*PROBLEM TO WORK ON*:
Search the records for the word "профессор" and pick out every line that has it.

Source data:
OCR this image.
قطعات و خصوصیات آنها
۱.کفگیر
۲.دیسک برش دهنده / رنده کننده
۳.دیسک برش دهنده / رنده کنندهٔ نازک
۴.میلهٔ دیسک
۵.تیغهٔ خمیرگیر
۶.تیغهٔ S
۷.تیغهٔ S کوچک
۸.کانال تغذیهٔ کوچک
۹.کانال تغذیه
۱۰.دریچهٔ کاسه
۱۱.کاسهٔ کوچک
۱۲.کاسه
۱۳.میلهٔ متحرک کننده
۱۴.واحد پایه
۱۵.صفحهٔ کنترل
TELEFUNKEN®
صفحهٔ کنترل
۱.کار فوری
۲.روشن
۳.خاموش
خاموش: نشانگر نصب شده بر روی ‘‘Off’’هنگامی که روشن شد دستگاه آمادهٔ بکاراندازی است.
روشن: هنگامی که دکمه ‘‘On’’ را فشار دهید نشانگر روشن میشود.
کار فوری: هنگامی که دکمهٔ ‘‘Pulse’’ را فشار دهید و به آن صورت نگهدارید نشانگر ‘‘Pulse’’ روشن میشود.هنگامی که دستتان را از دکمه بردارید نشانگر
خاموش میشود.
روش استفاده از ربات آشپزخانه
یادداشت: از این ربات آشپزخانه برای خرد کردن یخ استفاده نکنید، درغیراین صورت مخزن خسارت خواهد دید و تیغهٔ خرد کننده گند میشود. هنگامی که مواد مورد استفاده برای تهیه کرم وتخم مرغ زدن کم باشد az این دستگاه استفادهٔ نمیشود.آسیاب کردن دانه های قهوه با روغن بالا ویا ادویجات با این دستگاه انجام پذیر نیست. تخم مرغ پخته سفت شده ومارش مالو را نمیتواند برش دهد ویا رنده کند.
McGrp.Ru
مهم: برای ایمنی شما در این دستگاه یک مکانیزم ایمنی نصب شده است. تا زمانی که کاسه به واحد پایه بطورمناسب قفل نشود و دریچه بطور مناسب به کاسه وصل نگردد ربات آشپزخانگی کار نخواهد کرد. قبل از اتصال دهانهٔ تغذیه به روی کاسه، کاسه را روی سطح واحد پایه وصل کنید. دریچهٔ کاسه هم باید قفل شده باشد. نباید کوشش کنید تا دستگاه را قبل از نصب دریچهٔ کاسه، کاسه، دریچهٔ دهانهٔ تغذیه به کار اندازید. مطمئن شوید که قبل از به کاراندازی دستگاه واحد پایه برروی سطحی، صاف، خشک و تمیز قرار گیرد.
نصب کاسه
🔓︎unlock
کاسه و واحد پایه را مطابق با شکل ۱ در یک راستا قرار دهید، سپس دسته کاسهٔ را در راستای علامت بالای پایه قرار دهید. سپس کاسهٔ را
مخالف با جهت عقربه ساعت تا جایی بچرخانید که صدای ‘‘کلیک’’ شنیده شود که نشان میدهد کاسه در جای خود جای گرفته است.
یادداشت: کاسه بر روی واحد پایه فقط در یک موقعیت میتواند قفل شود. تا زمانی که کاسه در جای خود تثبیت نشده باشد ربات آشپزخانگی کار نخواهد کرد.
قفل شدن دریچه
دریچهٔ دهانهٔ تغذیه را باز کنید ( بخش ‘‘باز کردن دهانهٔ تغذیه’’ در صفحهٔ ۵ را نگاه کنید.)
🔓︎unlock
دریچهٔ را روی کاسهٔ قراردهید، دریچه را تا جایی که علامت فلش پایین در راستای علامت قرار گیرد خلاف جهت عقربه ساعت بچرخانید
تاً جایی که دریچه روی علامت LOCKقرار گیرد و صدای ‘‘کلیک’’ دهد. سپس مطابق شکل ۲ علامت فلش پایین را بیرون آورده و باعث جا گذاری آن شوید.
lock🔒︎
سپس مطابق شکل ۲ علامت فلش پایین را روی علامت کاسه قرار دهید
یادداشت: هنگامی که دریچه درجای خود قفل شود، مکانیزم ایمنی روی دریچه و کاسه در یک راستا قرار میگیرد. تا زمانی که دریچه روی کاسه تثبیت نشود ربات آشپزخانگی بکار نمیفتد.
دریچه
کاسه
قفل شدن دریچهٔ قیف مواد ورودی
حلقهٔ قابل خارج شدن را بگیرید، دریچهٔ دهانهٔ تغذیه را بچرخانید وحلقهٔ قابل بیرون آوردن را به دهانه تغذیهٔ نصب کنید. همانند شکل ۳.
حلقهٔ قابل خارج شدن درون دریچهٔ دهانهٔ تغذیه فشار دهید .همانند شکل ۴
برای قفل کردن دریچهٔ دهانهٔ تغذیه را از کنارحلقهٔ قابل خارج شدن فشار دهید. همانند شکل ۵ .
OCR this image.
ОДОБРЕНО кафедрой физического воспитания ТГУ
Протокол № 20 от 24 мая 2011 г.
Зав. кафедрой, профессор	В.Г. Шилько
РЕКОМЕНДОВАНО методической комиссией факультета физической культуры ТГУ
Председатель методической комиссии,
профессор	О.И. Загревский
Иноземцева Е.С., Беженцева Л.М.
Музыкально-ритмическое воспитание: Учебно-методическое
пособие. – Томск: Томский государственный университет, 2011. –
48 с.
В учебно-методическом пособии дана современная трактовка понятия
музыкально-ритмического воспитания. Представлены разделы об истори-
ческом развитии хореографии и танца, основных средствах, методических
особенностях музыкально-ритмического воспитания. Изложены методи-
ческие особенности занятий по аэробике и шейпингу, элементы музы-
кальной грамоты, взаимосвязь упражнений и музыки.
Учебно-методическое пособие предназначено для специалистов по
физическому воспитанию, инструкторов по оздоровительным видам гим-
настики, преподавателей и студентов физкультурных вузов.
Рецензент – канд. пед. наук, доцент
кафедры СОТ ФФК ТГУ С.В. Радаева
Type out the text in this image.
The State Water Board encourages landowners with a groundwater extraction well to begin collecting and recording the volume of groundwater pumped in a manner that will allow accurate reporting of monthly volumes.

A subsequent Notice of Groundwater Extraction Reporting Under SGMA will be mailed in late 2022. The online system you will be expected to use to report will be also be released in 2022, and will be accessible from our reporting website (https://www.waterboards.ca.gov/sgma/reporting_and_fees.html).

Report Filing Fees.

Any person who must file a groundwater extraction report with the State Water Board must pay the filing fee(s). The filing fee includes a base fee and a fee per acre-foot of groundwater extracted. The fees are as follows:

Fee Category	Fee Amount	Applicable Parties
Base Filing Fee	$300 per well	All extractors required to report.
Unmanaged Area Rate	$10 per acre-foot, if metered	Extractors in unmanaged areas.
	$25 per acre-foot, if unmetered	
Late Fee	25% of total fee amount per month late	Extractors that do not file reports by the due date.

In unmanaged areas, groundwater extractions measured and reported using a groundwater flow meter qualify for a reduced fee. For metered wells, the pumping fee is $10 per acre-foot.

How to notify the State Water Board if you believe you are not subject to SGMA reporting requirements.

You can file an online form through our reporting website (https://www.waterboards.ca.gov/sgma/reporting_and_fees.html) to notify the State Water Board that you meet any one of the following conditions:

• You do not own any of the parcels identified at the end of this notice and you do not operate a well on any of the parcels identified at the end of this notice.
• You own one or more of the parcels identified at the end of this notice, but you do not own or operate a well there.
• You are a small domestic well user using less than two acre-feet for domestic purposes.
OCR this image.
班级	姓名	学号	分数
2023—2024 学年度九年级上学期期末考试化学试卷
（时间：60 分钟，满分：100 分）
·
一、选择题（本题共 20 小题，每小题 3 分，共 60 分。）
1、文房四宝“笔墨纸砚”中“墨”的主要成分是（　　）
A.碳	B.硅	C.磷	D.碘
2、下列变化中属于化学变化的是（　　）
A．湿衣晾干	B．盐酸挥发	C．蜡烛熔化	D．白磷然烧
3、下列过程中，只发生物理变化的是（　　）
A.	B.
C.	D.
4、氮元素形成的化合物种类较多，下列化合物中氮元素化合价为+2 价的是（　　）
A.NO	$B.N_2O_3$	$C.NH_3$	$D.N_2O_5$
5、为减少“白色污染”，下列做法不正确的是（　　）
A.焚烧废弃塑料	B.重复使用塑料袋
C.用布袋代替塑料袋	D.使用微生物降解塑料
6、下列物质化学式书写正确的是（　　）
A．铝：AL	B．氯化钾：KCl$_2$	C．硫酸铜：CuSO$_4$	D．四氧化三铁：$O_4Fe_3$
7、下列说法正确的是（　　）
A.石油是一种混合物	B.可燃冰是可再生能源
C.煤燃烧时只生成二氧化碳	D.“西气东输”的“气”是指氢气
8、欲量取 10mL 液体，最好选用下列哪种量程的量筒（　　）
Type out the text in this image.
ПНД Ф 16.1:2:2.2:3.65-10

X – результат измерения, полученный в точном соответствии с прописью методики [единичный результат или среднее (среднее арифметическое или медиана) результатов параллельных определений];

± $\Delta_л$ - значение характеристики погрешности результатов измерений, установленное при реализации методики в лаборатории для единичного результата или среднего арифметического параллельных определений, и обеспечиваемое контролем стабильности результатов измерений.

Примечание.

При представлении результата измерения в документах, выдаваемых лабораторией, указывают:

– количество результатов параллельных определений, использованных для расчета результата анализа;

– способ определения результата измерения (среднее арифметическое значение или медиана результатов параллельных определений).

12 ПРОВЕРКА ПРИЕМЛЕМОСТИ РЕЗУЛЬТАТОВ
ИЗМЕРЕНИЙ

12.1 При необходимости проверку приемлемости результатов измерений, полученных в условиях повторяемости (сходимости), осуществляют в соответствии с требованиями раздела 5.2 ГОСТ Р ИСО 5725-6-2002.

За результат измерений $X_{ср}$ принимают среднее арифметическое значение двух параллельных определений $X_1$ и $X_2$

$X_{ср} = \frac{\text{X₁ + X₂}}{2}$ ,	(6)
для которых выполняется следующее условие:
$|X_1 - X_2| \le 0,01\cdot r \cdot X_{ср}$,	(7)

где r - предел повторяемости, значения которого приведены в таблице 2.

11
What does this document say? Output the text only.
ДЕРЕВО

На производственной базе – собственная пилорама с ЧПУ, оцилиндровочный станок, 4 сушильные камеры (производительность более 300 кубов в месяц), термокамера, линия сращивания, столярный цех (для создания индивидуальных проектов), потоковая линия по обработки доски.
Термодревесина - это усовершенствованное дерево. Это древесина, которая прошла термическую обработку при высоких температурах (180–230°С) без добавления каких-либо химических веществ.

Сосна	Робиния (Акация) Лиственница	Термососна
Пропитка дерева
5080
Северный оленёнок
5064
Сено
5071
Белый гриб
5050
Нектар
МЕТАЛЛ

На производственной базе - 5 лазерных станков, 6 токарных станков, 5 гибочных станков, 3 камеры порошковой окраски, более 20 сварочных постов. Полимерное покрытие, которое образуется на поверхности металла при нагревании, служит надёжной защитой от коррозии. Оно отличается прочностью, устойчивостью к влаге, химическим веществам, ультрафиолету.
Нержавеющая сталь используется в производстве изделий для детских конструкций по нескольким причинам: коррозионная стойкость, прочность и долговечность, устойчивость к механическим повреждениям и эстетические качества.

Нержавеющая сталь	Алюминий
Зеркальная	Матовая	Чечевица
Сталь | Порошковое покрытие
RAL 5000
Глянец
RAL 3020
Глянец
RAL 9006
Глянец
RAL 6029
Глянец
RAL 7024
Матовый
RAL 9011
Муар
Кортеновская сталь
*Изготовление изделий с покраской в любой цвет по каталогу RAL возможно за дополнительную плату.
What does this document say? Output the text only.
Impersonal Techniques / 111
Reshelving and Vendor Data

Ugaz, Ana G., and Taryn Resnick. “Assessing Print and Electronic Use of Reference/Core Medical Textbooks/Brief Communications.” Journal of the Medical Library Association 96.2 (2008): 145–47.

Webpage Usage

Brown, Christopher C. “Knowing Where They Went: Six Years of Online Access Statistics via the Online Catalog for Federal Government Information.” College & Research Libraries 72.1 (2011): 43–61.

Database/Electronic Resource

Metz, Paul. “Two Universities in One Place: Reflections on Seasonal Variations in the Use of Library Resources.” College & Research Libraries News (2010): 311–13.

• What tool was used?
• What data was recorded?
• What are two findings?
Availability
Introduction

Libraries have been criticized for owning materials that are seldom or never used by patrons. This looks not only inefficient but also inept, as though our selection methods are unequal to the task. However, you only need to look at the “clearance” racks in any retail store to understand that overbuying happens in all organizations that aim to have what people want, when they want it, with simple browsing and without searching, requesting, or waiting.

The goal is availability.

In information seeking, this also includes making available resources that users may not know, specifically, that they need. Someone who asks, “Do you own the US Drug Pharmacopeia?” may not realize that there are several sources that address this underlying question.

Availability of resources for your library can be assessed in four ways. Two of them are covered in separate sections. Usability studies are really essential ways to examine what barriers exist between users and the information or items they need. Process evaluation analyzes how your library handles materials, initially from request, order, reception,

*SOLUTION TO THE PROBLEM*:
Зав. кафедрой, профессор	В.Г. Шилько
профессор	О.И. Загревский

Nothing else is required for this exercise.